**AIM OF THE EXERCISE**
Output every entry exactly as given.

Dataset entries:
· · ·
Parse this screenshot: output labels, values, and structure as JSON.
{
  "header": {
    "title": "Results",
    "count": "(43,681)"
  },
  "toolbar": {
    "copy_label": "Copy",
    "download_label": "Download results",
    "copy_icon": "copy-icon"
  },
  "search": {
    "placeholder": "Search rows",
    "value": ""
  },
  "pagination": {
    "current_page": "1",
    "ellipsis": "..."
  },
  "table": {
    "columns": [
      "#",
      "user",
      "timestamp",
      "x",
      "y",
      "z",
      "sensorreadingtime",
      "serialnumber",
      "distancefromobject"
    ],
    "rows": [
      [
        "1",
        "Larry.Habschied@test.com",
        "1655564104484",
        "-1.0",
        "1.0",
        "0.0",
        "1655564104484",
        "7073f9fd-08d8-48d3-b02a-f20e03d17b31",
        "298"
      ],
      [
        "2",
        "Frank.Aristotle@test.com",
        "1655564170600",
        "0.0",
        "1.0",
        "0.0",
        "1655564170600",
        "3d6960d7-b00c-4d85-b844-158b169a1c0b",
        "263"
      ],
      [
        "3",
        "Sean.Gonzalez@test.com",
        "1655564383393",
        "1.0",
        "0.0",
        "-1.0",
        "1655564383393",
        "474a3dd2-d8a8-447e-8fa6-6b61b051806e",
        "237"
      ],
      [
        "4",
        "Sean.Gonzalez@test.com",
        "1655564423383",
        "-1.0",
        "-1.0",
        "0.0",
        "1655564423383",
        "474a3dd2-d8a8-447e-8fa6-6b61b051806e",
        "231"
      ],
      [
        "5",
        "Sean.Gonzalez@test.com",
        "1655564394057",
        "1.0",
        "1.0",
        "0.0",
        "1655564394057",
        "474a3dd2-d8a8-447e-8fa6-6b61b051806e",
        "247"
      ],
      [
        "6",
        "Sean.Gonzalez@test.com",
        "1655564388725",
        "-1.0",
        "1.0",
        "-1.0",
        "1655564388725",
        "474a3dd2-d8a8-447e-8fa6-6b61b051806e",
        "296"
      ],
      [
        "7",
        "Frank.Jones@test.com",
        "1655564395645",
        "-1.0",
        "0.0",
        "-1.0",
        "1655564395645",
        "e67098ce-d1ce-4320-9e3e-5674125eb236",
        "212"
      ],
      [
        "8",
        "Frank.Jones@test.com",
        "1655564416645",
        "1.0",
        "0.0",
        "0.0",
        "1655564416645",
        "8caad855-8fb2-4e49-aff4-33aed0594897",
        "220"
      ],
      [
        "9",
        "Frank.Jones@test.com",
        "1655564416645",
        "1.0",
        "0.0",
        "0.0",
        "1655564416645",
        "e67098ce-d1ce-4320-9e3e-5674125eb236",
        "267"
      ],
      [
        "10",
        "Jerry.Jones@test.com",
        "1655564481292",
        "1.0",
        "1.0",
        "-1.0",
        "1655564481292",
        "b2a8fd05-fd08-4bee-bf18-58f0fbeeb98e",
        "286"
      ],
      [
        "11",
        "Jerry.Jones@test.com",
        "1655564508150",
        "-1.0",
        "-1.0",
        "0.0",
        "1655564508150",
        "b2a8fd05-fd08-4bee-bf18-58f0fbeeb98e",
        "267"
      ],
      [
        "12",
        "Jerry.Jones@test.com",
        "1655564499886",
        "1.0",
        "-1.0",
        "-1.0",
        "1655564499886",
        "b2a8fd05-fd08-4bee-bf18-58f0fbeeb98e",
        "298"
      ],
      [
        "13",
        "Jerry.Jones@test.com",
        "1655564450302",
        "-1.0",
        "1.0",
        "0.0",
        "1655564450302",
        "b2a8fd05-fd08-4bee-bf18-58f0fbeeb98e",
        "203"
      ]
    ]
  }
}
· · ·
**ANSWER TO THE TASK**
Parse this screenshot: output labels, values, and structure as JSON.
{
  "header": {
    "title": "Results",
    "count": "(43,681)"
  },
  "toolbar": {
    "copy_label": "Copy",
    "download_label": "Download results",
    "copy_icon": "copy-icon"
  },
  "search": {
    "placeholder": "Search rows",
    "value": ""
  },
  "pagination": {
    "current_page": "1",
    "ellipsis": "..."
  },
  "table": {
    "columns": [
      "#",
      "user",
      "timestamp",
      "x",
      "y",
      "z",
      "sensorreadingtime",
      "serialnumber",
      "distancefromobject"
    ],
    "rows": [
      [
        "1",
        "Larry.Habschied@test.com",
        "1655564104484",
        "-1.0",
        "1.0",
        "0.0",
        "1655564104484",
        "7073f9fd-08d8-48d3-b02a-f20e03d17b31",
        "298"
      ],
      [
        "2",
        "Frank.Aristotle@test.com",
        "1655564170600",
        "0.0",
        "1.0",
        "0.0",
        "1655564170600",
        "3d6960d7-b00c-4d85-b844-158b169a1c0b",
        "263"
      ],
      [
        "3",
        "Sean.Gonzalez@test.com",
        "1655564383393",
        "1.0",
        "0.0",
        "-1.0",
        "1655564383393",
        "474a3dd2-d8a8-447e-8fa6-6b61b051806e",
        "237"
      ],
      [
        "4",
        "Sean.Gonzalez@test.com",
        "1655564423383",
        "-1.0",
        "-1.0",
        "0.0",
        "1655564423383",
        "474a3dd2-d8a8-447e-8fa6-6b61b051806e",
        "231"
      ],
      [
        "5",
        "Sean.Gonzalez@test.com",
        "1655564394057",
        "1.0",
        "1.0",
        "0.0",
        "1655564394057",
        "474a3dd2-d8a8-447e-8fa6-6b61b051806e",
        "247"
      ],
      [
        "6",
        "Sean.Gonzalez@test.com",
        "1655564388725",
        "-1.0",
        "1.0",
        "-1.0",
        "1655564388725",
        "474a3dd2-d8a8-447e-8fa6-6b61b051806e",
        "296"
      ],
      [
        "7",
        "Frank.Jones@test.com",
        "1655564395645",
        "-1.0",
        "0.0",
        "-1.0",
        "1655564395645",
        "e67098ce-d1ce-4320-9e3e-5674125eb236",
        "212"
      ],
      [
        "8",
        "Frank.Jones@test.com",
        "1655564416645",
        "1.0",
        "0.0",
        "0.0",
        "1655564416645",
        "8caad855-8fb2-4e49-aff4-33aed0594897",
        "220"
      ],
      [
        "9",
        "Frank.Jones@test.com",
        "1655564416645",
        "1.0",
        "0.0",
        "0.0",
        "1655564416645",
        "e67098ce-d1ce-4320-9e3e-5674125eb236",
        "267"
      ],
      [
        "10",
        "Jerry.Jones@test.com",
        "1655564481292",
        "1.0",
        "1.0",
        "-1.0",
        "1655564481292",
        "b2a8fd05-fd08-4bee-bf18-58f0fbeeb98e",
        "286"
      ],
      [
        "11",
        "Jerry.Jones@test.com",
        "1655564508150",
        "-1.0",
        "-1.0",
        "0.0",
        "1655564508150",
        "b2a8fd05-fd08-4bee-bf18-58f0fbeeb98e",
        "267"
      ],
      [
        "12",
        "Jerry.Jones@test.com",
        "1655564499886",
        "1.0",
        "-1.0",
        "-1.0",
        "1655564499886",
        "b2a8fd05-fd08-4bee-bf18-58f0fbeeb98e",
        "298"
      ],
      [
        "13",
        "Jerry.Jones@test.com",
        "1655564450302",
        "-1.0",
        "1.0",
        "0.0",
        "1655564450302",
        "b2a8fd05-fd08-4bee-bf18-58f0fbeeb98e",
        "203"
      ]
    ]
  }
}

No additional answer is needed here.